#### Goal of the exercise:
Will you give every entry again exactly as it stands?

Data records
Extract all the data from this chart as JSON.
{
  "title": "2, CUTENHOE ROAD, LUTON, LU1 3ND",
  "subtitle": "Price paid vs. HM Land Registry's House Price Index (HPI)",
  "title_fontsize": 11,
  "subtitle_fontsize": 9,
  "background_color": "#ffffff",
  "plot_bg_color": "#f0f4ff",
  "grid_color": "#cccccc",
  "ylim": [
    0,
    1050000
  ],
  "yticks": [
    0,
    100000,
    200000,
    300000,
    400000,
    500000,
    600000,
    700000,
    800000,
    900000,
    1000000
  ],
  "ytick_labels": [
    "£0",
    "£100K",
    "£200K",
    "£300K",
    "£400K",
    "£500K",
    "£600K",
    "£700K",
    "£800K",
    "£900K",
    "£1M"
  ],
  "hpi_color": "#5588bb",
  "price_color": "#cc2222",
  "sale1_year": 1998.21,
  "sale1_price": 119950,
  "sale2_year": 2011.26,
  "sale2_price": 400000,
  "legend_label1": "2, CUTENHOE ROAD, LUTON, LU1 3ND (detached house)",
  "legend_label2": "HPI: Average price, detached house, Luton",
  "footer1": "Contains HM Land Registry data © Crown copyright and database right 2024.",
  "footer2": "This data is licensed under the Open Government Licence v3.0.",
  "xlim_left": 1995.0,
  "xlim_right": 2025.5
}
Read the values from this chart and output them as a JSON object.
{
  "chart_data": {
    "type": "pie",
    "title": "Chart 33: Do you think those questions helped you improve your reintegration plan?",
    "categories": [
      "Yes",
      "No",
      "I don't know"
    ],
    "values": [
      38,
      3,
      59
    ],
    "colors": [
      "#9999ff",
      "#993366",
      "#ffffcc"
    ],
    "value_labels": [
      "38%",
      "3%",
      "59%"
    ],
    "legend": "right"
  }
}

#### Finished answer:
Extract all the data from this chart as JSON.
{
  "title": "2, CUTENHOE ROAD, LUTON, LU1 3ND",
  "subtitle": "Price paid vs. HM Land Registry's House Price Index (HPI)",
  "title_fontsize": 11,
  "subtitle_fontsize": 9,
  "background_color": "#ffffff",
  "plot_bg_color": "#f0f4ff",
  "grid_color": "#cccccc",
  "ylim": [
    0,
    1050000
  ],
  "yticks": [
    0,
    100000,
    200000,
    300000,
    400000,
    500000,
    600000,
    700000,
    800000,
    900000,
    1000000
  ],
  "ytick_labels": [
    "£0",
    "£100K",
    "£200K",
    "£300K",
    "£400K",
    "£500K",
    "£600K",
    "£700K",
    "£800K",
    "£900K",
    "£1M"
  ],
  "hpi_color": "#5588bb",
  "price_color": "#cc2222",
  "sale1_year": 1998.21,
  "sale1_price": 119950,
  "sale2_year": 2011.26,
  "sale2_price": 400000,
  "legend_label1": "2, CUTENHOE ROAD, LUTON, LU1 3ND (detached house)",
  "legend_label2": "HPI: Average price, detached house, Luton",
  "footer1": "Contains HM Land Registry data © Crown copyright and database right 2024.",
  "footer2": "This data is licensed under the Open Government Licence v3.0.",
  "xlim_left": 1995.0,
  "xlim_right": 2025.5
}
Read the values from this chart and output them as a JSON object.
{
  "chart_data": {
    "type": "pie",
    "title": "Chart 33: Do you think those questions helped you improve your reintegration plan?",
    "categories": [
      "Yes",
      "No",
      "I don't know"
    ],
    "values": [
      38,
      3,
      59
    ],
    "colors": [
      "#9999ff",
      "#993366",
      "#ffffcc"
    ],
    "value_labels": [
      "38%",
      "3%",
      "59%"
    ],
    "legend": "right"
  }
}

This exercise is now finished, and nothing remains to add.